--- START OF Input records ---

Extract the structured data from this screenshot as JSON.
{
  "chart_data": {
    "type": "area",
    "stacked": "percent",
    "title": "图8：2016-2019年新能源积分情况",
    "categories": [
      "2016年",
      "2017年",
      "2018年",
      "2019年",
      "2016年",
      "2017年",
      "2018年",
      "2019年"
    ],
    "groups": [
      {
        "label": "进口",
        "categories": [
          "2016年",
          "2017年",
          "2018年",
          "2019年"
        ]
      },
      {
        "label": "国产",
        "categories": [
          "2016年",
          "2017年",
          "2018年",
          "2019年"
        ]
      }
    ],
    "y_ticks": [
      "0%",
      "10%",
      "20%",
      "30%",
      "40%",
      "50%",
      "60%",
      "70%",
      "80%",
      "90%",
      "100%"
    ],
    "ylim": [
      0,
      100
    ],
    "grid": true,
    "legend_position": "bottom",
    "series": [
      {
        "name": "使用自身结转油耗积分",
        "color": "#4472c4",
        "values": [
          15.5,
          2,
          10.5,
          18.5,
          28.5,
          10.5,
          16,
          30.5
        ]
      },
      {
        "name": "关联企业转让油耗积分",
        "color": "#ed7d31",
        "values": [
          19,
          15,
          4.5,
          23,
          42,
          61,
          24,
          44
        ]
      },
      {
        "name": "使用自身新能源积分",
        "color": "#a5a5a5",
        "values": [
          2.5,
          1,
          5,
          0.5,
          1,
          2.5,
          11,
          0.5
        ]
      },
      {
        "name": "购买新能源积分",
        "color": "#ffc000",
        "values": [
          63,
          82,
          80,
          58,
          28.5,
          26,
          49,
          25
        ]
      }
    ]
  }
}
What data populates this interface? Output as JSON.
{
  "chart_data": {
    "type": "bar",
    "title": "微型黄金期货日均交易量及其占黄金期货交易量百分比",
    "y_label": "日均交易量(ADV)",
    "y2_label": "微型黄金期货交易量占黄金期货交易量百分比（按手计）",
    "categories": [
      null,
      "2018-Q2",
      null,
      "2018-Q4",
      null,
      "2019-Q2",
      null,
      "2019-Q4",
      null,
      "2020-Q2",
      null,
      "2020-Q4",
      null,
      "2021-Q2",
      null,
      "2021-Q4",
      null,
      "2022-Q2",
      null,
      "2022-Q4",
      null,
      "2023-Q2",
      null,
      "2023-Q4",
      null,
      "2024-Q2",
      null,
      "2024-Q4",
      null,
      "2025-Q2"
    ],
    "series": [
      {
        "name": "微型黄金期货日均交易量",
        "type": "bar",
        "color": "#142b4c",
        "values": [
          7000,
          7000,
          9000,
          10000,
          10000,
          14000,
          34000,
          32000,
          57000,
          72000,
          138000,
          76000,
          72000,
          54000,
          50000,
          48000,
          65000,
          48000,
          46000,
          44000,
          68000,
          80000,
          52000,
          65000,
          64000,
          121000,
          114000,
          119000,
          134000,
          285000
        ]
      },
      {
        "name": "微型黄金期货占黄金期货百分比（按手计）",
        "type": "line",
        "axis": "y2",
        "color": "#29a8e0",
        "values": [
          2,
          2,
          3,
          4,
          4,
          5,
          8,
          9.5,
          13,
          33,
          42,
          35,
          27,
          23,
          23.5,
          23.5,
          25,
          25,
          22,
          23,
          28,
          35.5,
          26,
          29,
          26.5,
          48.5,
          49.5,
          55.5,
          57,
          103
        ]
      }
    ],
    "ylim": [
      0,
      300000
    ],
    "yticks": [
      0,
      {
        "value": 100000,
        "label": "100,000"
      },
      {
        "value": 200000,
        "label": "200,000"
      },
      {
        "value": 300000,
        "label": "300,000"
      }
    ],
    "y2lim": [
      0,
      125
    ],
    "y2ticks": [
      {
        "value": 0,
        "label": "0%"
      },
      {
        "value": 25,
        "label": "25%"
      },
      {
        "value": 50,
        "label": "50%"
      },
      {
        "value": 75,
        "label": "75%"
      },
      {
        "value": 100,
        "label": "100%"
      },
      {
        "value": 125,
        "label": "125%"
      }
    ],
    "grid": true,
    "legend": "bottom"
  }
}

--- END OF Input records ---

◆ Written instruction
Restate the listing in full, word for word.

◆ Finished answer
Extract the structured data from this screenshot as JSON.
{
  "chart_data": {
    "type": "area",
    "stacked": "percent",
    "title": "图8：2016-2019年新能源积分情况",
    "categories": [
      "2016年",
      "2017年",
      "2018年",
      "2019年",
      "2016年",
      "2017年",
      "2018年",
      "2019年"
    ],
    "groups": [
      {
        "label": "进口",
        "categories": [
          "2016年",
          "2017年",
          "2018年",
          "2019年"
        ]
      },
      {
        "label": "国产",
        "categories": [
          "2016年",
          "2017年",
          "2018年",
          "2019年"
        ]
      }
    ],
    "y_ticks": [
      "0%",
      "10%",
      "20%",
      "30%",
      "40%",
      "50%",
      "60%",
      "70%",
      "80%",
      "90%",
      "100%"
    ],
    "ylim": [
      0,
      100
    ],
    "grid": true,
    "legend_position": "bottom",
    "series": [
      {
        "name": "使用自身结转油耗积分",
        "color": "#4472c4",
        "values": [
          15.5,
          2,
          10.5,
          18.5,
          28.5,
          10.5,
          16,
          30.5
        ]
      },
      {
        "name": "关联企业转让油耗积分",
        "color": "#ed7d31",
        "values": [
          19,
          15,
          4.5,
          23,
          42,
          61,
          24,
          44
        ]
      },
      {
        "name": "使用自身新能源积分",
        "color": "#a5a5a5",
        "values": [
          2.5,
          1,
          5,
          0.5,
          1,
          2.5,
          11,
          0.5
        ]
      },
      {
        "name": "购买新能源积分",
        "color": "#ffc000",
        "values": [
          63,
          82,
          80,
          58,
          28.5,
          26,
          49,
          25
        ]
      }
    ]
  }
}
What data populates this interface? Output as JSON.
{
  "chart_data": {
    "type": "bar",
    "title": "微型黄金期货日均交易量及其占黄金期货交易量百分比",
    "y_label": "日均交易量(ADV)",
    "y2_label": "微型黄金期货交易量占黄金期货交易量百分比（按手计）",
    "categories": [
      null,
      "2018-Q2",
      null,
      "2018-Q4",
      null,
      "2019-Q2",
      null,
      "2019-Q4",
      null,
      "2020-Q2",
      null,
      "2020-Q4",
      null,
      "2021-Q2",
      null,
      "2021-Q4",
      null,
      "2022-Q2",
      null,
      "2022-Q4",
      null,
      "2023-Q2",
      null,
      "2023-Q4",
      null,
      "2024-Q2",
      null,
      "2024-Q4",
      null,
      "2025-Q2"
    ],
    "series": [
      {
        "name": "微型黄金期货日均交易量",
        "type": "bar",
        "color": "#142b4c",
        "values": [
          7000,
          7000,
          9000,
          10000,
          10000,
          14000,
          34000,
          32000,
          57000,
          72000,
          138000,
          76000,
          72000,
          54000,
          50000,
          48000,
          65000,
          48000,
          46000,
          44000,
          68000,
          80000,
          52000,
          65000,
          64000,
          121000,
          114000,
          119000,
          134000,
          285000
        ]
      },
      {
        "name": "微型黄金期货占黄金期货百分比（按手计）",
        "type": "line",
        "axis": "y2",
        "color": "#29a8e0",
        "values": [
          2,
          2,
          3,
          4,
          4,
          5,
          8,
          9.5,
          13,
          33,
          42,
          35,
          27,
          23,
          23.5,
          23.5,
          25,
          25,
          22,
          23,
          28,
          35.5,
          26,
          29,
          26.5,
          48.5,
          49.5,
          55.5,
          57,
          103
        ]
      }
    ],
    "ylim": [
      0,
      300000
    ],
    "yticks": [
      0,
      {
        "value": 100000,
        "label": "100,000"
      },
      {
        "value": 200000,
        "label": "200,000"
      },
      {
        "value": 300000,
        "label": "300,000"
      }
    ],
    "y2lim": [
      0,
      125
    ],
    "y2ticks": [
      {
        "value": 0,
        "label": "0%"
      },
      {
        "value": 25,
        "label": "25%"
      },
      {
        "value": 50,
        "label": "50%"
      },
      {
        "value": 75,
        "label": "75%"
      },
      {
        "value": 100,
        "label": "100%"
      },
      {
        "value": 125,
        "label": "125%"
      }
    ],
    "grid": true,
    "legend": "bottom"
  }
}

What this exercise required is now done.